** START DATA EXTRACT **

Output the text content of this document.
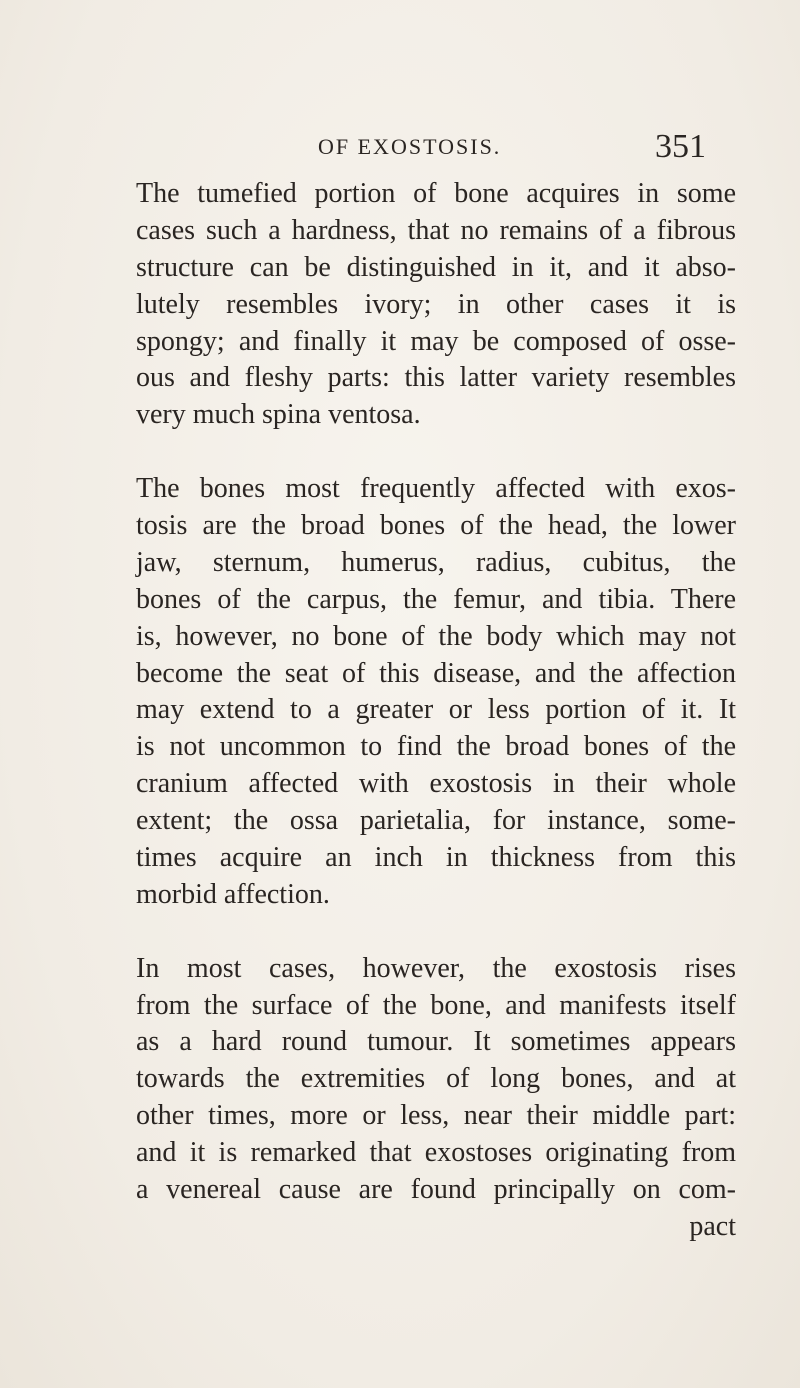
OF EXOSTOSIS.	351
The tumefied portion of bone acquires in some
cases such a hardness, that no remains of a fibrous
structure can be distinguished in it, and it abso-
lutely resembles ivory; in other cases it is
spongy; and finally it may be composed of osse-
ous and fleshy parts: this latter variety resembles
very much spina ventosa.
The bones most frequently affected with exos-
tosis are the broad bones of the head, the lower
jaw, sternum, humerus, radius, cubitus, the
bones of the carpus, the femur, and tibia. There
is, however, no bone of the body which may not
become the seat of this disease, and the affection
may extend to a greater or less portion of it. It
is not uncommon to find the broad bones of the
cranium affected with exostosis in their whole
extent; the ossa parietalia, for instance, some-
times acquire an inch in thickness from this
morbid affection.
In most cases, however, the exostosis rises
from the surface of the bone, and manifests itself
as a hard round tumour. It sometimes appears
towards the extremities of long bones, and at
other times, more or less, near their middle part:
and it is remarked that exostoses originating from
a venereal cause are found principally on com-
pact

** END DATA EXTRACT **

**EXERCISE TASK**. Copy the records exactly as they appear, excluding images.

**COMPLETE OUTPUT**.
Output the text content of this document.
OF EXOSTOSIS.	351
The tumefied portion of bone acquires in some
cases such a hardness, that no remains of a fibrous
structure can be distinguished in it, and it abso-
lutely resembles ivory; in other cases it is
spongy; and finally it may be composed of osse-
ous and fleshy parts: this latter variety resembles
very much spina ventosa.
The bones most frequently affected with exos-
tosis are the broad bones of the head, the lower
jaw, sternum, humerus, radius, cubitus, the
bones of the carpus, the femur, and tibia. There
is, however, no bone of the body which may not
become the seat of this disease, and the affection
may extend to a greater or less portion of it. It
is not uncommon to find the broad bones of the
cranium affected with exostosis in their whole
extent; the ossa parietalia, for instance, some-
times acquire an inch in thickness from this
morbid affection.
In most cases, however, the exostosis rises
from the surface of the bone, and manifests itself
as a hard round tumour. It sometimes appears
towards the extremities of long bones, and at
other times, more or less, near their middle part:
and it is remarked that exostoses originating from
a venereal cause are found principally on com-
pact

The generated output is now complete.